### Records shown:

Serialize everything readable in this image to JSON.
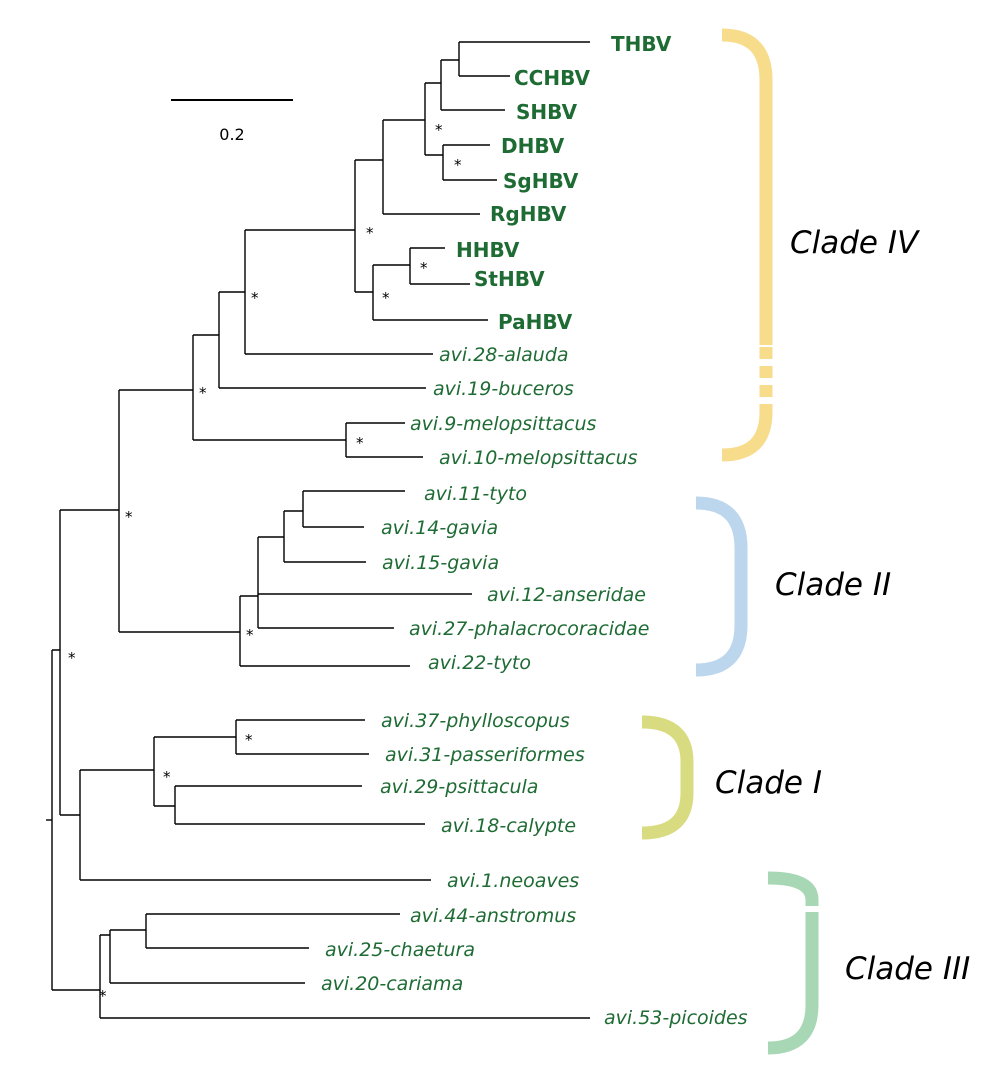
{
  "scale_bar": {
    "label": "0.2"
  },
  "support_symbol": "*",
  "colors": {
    "text": "#1e6b34",
    "branch": "#000000",
    "clade_iv": "#f7dc8c",
    "clade_ii": "#bcd6ee",
    "clade_i": "#d9db80",
    "clade_iii": "#a8d7b6"
  },
  "taxa": [
    {
      "label": "THBV",
      "style": "bold"
    },
    {
      "label": "CCHBV",
      "style": "bold"
    },
    {
      "label": "SHBV",
      "style": "bold"
    },
    {
      "label": "DHBV",
      "style": "bold"
    },
    {
      "label": "SgHBV",
      "style": "bold"
    },
    {
      "label": "RgHBV",
      "style": "bold"
    },
    {
      "label": "HHBV",
      "style": "bold"
    },
    {
      "label": "StHBV",
      "style": "bold"
    },
    {
      "label": "PaHBV",
      "style": "bold"
    },
    {
      "label": "avi.28-alauda",
      "style": "italic"
    },
    {
      "label": "avi.19-buceros",
      "style": "italic"
    },
    {
      "label": "avi.9-melopsittacus",
      "style": "italic"
    },
    {
      "label": "avi.10-melopsittacus",
      "style": "italic"
    },
    {
      "label": "avi.11-tyto",
      "style": "italic"
    },
    {
      "label": "avi.14-gavia",
      "style": "italic"
    },
    {
      "label": "avi.15-gavia",
      "style": "italic"
    },
    {
      "label": "avi.12-anseridae",
      "style": "italic"
    },
    {
      "label": "avi.27-phalacrocoracidae",
      "style": "italic"
    },
    {
      "label": "avi.22-tyto",
      "style": "italic"
    },
    {
      "label": "avi.37-phylloscopus",
      "style": "italic"
    },
    {
      "label": "avi.31-passeriformes",
      "style": "italic"
    },
    {
      "label": "avi.29-psittacula",
      "style": "italic"
    },
    {
      "label": "avi.18-calypte",
      "style": "italic"
    },
    {
      "label": "avi.1.neoaves",
      "style": "italic"
    },
    {
      "label": "avi.44-anstromus",
      "style": "italic"
    },
    {
      "label": "avi.25-chaetura",
      "style": "italic"
    },
    {
      "label": "avi.20-cariama",
      "style": "italic"
    },
    {
      "label": "avi.53-picoides",
      "style": "italic"
    }
  ],
  "clades": [
    {
      "label": "Clade IV"
    },
    {
      "label": "Clade II"
    },
    {
      "label": "Clade I"
    },
    {
      "label": "Clade III"
    }
  ]
}
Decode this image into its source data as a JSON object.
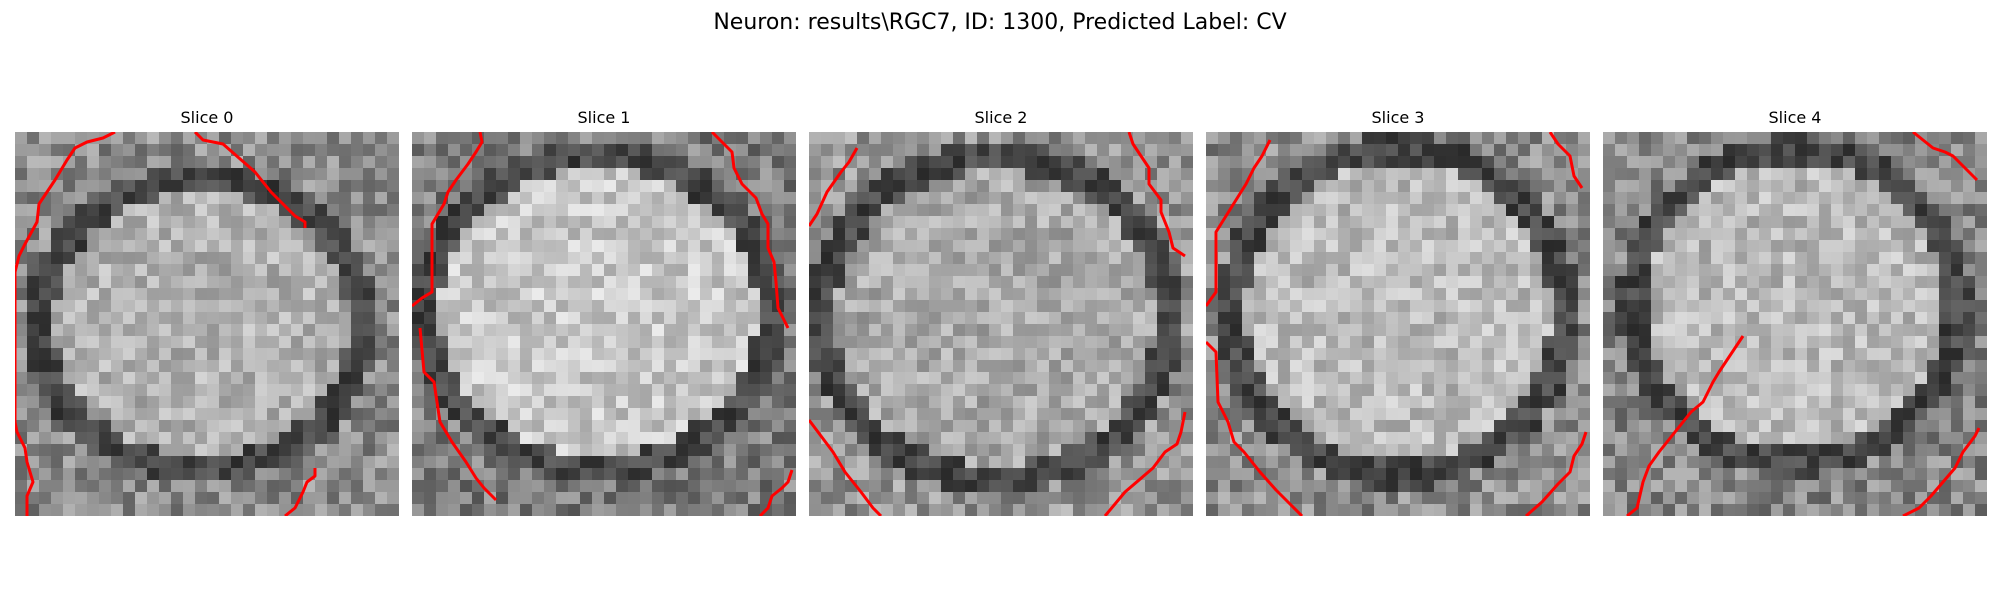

### What the exercise asks:
Nothing in the entries should change as you copy them, except that the pictures are left out.

### Response for this exercise:
Serialize everything readable in this image to JSON.
{
  "scale_bar": {
    "label": "0.2"
  },
  "support_symbol": "*",
  "colors": {
    "text": "#1e6b34",
    "branch": "#000000",
    "clade_iv": "#f7dc8c",
    "clade_ii": "#bcd6ee",
    "clade_i": "#d9db80",
    "clade_iii": "#a8d7b6"
  },
  "taxa": [
    {
      "label": "THBV",
      "style": "bold"
    },
    {
      "label": "CCHBV",
      "style": "bold"
    },
    {
      "label": "SHBV",
      "style": "bold"
    },
    {
      "label": "DHBV",
      "style": "bold"
    },
    {
      "label": "SgHBV",
      "style": "bold"
    },
    {
      "label": "RgHBV",
      "style": "bold"
    },
    {
      "label": "HHBV",
      "style": "bold"
    },
    {
      "label": "StHBV",
      "style": "bold"
    },
    {
      "label": "PaHBV",
      "style": "bold"
    },
    {
      "label": "avi.28-alauda",
      "style": "italic"
    },
    {
      "label": "avi.19-buceros",
      "style": "italic"
    },
    {
      "label": "avi.9-melopsittacus",
      "style": "italic"
    },
    {
      "label": "avi.10-melopsittacus",
      "style": "italic"
    },
    {
      "label": "avi.11-tyto",
      "style": "italic"
    },
    {
      "label": "avi.14-gavia",
      "style": "italic"
    },
    {
      "label": "avi.15-gavia",
      "style": "italic"
    },
    {
      "label": "avi.12-anseridae",
      "style": "italic"
    },
    {
      "label": "avi.27-phalacrocoracidae",
      "style": "italic"
    },
    {
      "label": "avi.22-tyto",
      "style": "italic"
    },
    {
      "label": "avi.37-phylloscopus",
      "style": "italic"
    },
    {
      "label": "avi.31-passeriformes",
      "style": "italic"
    },
    {
      "label": "avi.29-psittacula",
      "style": "italic"
    },
    {
      "label": "avi.18-calypte",
      "style": "italic"
    },
    {
      "label": "avi.1.neoaves",
      "style": "italic"
    },
    {
      "label": "avi.44-anstromus",
      "style": "italic"
    },
    {
      "label": "avi.25-chaetura",
      "style": "italic"
    },
    {
      "label": "avi.20-cariama",
      "style": "italic"
    },
    {
      "label": "avi.53-picoides",
      "style": "italic"
    }
  ],
  "clades": [
    {
      "label": "Clade IV"
    },
    {
      "label": "Clade II"
    },
    {
      "label": "Clade I"
    },
    {
      "label": "Clade III"
    }
  ]
}
Decode this image into its source data as a JSON object.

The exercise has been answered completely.